WHAT IS ASKED
Each record below is to be reproduced without any change.

GIVEN ENTRIES
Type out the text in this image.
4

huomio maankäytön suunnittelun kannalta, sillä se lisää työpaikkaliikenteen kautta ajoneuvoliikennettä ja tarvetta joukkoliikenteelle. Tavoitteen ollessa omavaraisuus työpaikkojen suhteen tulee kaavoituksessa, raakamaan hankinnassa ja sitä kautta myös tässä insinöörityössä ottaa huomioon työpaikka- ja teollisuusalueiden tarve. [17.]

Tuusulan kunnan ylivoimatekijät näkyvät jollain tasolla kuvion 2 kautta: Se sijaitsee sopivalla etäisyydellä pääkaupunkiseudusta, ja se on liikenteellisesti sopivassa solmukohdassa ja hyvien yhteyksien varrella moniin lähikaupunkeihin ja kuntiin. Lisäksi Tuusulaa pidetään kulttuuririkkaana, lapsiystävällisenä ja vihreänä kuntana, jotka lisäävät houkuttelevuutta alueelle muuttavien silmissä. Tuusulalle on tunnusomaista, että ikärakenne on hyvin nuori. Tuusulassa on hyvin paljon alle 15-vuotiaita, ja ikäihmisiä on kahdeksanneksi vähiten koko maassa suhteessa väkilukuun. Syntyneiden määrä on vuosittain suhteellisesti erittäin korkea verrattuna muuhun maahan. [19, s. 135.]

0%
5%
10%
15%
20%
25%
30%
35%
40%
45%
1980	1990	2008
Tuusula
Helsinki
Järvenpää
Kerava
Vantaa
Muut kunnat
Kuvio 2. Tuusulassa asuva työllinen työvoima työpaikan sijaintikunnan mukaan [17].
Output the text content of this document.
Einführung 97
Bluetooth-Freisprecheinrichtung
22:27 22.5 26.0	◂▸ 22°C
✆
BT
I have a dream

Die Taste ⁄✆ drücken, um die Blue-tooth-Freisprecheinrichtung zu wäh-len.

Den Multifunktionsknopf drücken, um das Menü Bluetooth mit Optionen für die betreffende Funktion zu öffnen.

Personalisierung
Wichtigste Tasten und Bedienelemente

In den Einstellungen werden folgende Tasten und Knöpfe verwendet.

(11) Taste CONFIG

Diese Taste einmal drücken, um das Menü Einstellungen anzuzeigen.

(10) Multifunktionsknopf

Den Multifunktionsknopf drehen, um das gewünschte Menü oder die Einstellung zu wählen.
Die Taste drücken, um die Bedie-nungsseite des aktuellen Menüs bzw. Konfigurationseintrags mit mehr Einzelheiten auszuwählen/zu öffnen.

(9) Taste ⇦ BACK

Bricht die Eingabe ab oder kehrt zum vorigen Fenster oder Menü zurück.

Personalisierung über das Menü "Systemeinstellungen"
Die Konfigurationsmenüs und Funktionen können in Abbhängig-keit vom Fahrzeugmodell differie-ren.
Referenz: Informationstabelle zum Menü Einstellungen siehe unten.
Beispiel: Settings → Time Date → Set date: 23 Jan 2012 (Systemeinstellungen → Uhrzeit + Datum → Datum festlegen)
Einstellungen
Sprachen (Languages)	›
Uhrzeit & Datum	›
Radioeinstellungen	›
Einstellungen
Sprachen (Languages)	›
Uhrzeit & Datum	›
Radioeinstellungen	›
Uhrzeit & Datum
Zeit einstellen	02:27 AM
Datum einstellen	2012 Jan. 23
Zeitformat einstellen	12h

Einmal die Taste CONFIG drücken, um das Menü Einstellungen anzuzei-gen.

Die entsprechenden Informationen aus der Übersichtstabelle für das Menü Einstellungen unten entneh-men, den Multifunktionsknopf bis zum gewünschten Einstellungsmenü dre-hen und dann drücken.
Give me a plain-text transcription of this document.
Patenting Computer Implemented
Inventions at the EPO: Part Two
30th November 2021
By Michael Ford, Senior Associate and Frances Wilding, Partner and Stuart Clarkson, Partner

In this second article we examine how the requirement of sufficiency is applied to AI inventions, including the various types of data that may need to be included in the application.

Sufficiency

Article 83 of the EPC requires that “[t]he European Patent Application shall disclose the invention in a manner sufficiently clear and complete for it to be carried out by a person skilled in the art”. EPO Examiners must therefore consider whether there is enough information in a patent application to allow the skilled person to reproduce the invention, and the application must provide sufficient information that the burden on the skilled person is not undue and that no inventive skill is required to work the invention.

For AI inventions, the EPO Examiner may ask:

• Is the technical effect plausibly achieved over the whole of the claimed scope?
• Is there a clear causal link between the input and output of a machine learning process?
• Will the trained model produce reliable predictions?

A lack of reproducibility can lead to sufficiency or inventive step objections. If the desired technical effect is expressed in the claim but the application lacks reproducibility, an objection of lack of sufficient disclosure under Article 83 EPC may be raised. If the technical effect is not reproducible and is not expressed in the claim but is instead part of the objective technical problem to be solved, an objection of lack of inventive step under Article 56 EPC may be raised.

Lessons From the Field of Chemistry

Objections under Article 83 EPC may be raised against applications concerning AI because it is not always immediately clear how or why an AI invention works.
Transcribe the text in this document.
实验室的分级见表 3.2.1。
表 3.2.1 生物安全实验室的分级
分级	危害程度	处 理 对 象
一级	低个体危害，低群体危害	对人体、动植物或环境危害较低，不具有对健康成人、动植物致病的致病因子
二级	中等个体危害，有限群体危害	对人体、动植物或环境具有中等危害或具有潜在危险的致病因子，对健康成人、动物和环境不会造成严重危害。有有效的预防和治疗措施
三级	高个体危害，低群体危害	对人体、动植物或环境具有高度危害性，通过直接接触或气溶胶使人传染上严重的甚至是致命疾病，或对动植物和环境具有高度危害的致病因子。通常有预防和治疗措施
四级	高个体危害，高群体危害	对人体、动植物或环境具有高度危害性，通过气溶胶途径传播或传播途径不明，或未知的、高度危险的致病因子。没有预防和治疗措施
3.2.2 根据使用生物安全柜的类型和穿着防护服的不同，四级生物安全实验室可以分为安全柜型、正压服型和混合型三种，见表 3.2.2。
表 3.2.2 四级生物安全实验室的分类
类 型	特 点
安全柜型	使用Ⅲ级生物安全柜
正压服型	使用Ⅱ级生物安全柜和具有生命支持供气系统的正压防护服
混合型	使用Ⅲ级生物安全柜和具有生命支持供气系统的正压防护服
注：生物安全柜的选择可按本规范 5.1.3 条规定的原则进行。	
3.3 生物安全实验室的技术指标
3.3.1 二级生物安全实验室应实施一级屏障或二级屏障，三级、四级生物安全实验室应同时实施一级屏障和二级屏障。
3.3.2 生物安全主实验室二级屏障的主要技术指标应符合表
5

OUTPUT FOR THIS TASK
Type out the text in this image.
4

huomio maankäytön suunnittelun kannalta, sillä se lisää työpaikkaliikenteen kautta ajoneuvoliikennettä ja tarvetta joukkoliikenteelle. Tavoitteen ollessa omavaraisuus työpaikkojen suhteen tulee kaavoituksessa, raakamaan hankinnassa ja sitä kautta myös tässä insinöörityössä ottaa huomioon työpaikka- ja teollisuusalueiden tarve. [17.]

Tuusulan kunnan ylivoimatekijät näkyvät jollain tasolla kuvion 2 kautta: Se sijaitsee sopivalla etäisyydellä pääkaupunkiseudusta, ja se on liikenteellisesti sopivassa solmukohdassa ja hyvien yhteyksien varrella moniin lähikaupunkeihin ja kuntiin. Lisäksi Tuusulaa pidetään kulttuuririkkaana, lapsiystävällisenä ja vihreänä kuntana, jotka lisäävät houkuttelevuutta alueelle muuttavien silmissä. Tuusulalle on tunnusomaista, että ikärakenne on hyvin nuori. Tuusulassa on hyvin paljon alle 15-vuotiaita, ja ikäihmisiä on kahdeksanneksi vähiten koko maassa suhteessa väkilukuun. Syntyneiden määrä on vuosittain suhteellisesti erittäin korkea verrattuna muuhun maahan. [19, s. 135.]

0%
5%
10%
15%
20%
25%
30%
35%
40%
45%
1980	1990	2008
Tuusula
Helsinki
Järvenpää
Kerava
Vantaa
Muut kunnat
Kuvio 2. Tuusulassa asuva työllinen työvoima työpaikan sijaintikunnan mukaan [17].
Output the text content of this document.
Einführung 97
Bluetooth-Freisprecheinrichtung
22:27 22.5 26.0	◂▸ 22°C
✆
BT
I have a dream

Die Taste ⁄✆ drücken, um die Blue-tooth-Freisprecheinrichtung zu wäh-len.

Den Multifunktionsknopf drücken, um das Menü Bluetooth mit Optionen für die betreffende Funktion zu öffnen.

Personalisierung
Wichtigste Tasten und Bedienelemente

In den Einstellungen werden folgende Tasten und Knöpfe verwendet.

(11) Taste CONFIG

Diese Taste einmal drücken, um das Menü Einstellungen anzuzeigen.

(10) Multifunktionsknopf

Den Multifunktionsknopf drehen, um das gewünschte Menü oder die Einstellung zu wählen.
Die Taste drücken, um die Bedie-nungsseite des aktuellen Menüs bzw. Konfigurationseintrags mit mehr Einzelheiten auszuwählen/zu öffnen.

(9) Taste ⇦ BACK

Bricht die Eingabe ab oder kehrt zum vorigen Fenster oder Menü zurück.

Personalisierung über das Menü "Systemeinstellungen"
Die Konfigurationsmenüs und Funktionen können in Abbhängig-keit vom Fahrzeugmodell differie-ren.
Referenz: Informationstabelle zum Menü Einstellungen siehe unten.
Beispiel: Settings → Time Date → Set date: 23 Jan 2012 (Systemeinstellungen → Uhrzeit + Datum → Datum festlegen)
Einstellungen
Sprachen (Languages)	›
Uhrzeit & Datum	›
Radioeinstellungen	›
Einstellungen
Sprachen (Languages)	›
Uhrzeit & Datum	›
Radioeinstellungen	›
Uhrzeit & Datum
Zeit einstellen	02:27 AM
Datum einstellen	2012 Jan. 23
Zeitformat einstellen	12h

Einmal die Taste CONFIG drücken, um das Menü Einstellungen anzuzei-gen.

Die entsprechenden Informationen aus der Übersichtstabelle für das Menü Einstellungen unten entneh-men, den Multifunktionsknopf bis zum gewünschten Einstellungsmenü dre-hen und dann drücken.
Give me a plain-text transcription of this document.
Patenting Computer Implemented
Inventions at the EPO: Part Two
30th November 2021
By Michael Ford, Senior Associate and Frances Wilding, Partner and Stuart Clarkson, Partner

In this second article we examine how the requirement of sufficiency is applied to AI inventions, including the various types of data that may need to be included in the application.

Sufficiency

Article 83 of the EPC requires that “[t]he European Patent Application shall disclose the invention in a manner sufficiently clear and complete for it to be carried out by a person skilled in the art”. EPO Examiners must therefore consider whether there is enough information in a patent application to allow the skilled person to reproduce the invention, and the application must provide sufficient information that the burden on the skilled person is not undue and that no inventive skill is required to work the invention.

For AI inventions, the EPO Examiner may ask:

• Is the technical effect plausibly achieved over the whole of the claimed scope?
• Is there a clear causal link between the input and output of a machine learning process?
• Will the trained model produce reliable predictions?

A lack of reproducibility can lead to sufficiency or inventive step objections. If the desired technical effect is expressed in the claim but the application lacks reproducibility, an objection of lack of sufficient disclosure under Article 83 EPC may be raised. If the technical effect is not reproducible and is not expressed in the claim but is instead part of the objective technical problem to be solved, an objection of lack of inventive step under Article 56 EPC may be raised.

Lessons From the Field of Chemistry

Objections under Article 83 EPC may be raised against applications concerning AI because it is not always immediately clear how or why an AI invention works.
Transcribe the text in this document.
实验室的分级见表 3.2.1。
表 3.2.1 生物安全实验室的分级
分级	危害程度	处 理 对 象
一级	低个体危害，低群体危害	对人体、动植物或环境危害较低，不具有对健康成人、动植物致病的致病因子
二级	中等个体危害，有限群体危害	对人体、动植物或环境具有中等危害或具有潜在危险的致病因子，对健康成人、动物和环境不会造成严重危害。有有效的预防和治疗措施
三级	高个体危害，低群体危害	对人体、动植物或环境具有高度危害性，通过直接接触或气溶胶使人传染上严重的甚至是致命疾病，或对动植物和环境具有高度危害的致病因子。通常有预防和治疗措施
四级	高个体危害，高群体危害	对人体、动植物或环境具有高度危害性，通过气溶胶途径传播或传播途径不明，或未知的、高度危险的致病因子。没有预防和治疗措施
3.2.2 根据使用生物安全柜的类型和穿着防护服的不同，四级生物安全实验室可以分为安全柜型、正压服型和混合型三种，见表 3.2.2。
表 3.2.2 四级生物安全实验室的分类
类 型	特 点
安全柜型	使用Ⅲ级生物安全柜
正压服型	使用Ⅱ级生物安全柜和具有生命支持供气系统的正压防护服
混合型	使用Ⅲ级生物安全柜和具有生命支持供气系统的正压防护服
注：生物安全柜的选择可按本规范 5.1.3 条规定的原则进行。	
3.3 生物安全实验室的技术指标
3.3.1 二级生物安全实验室应实施一级屏障或二级屏障，三级、四级生物安全实验室应同时实施一级屏障和二级屏障。
3.3.2 生物安全主实验室二级屏障的主要技术指标应符合表
5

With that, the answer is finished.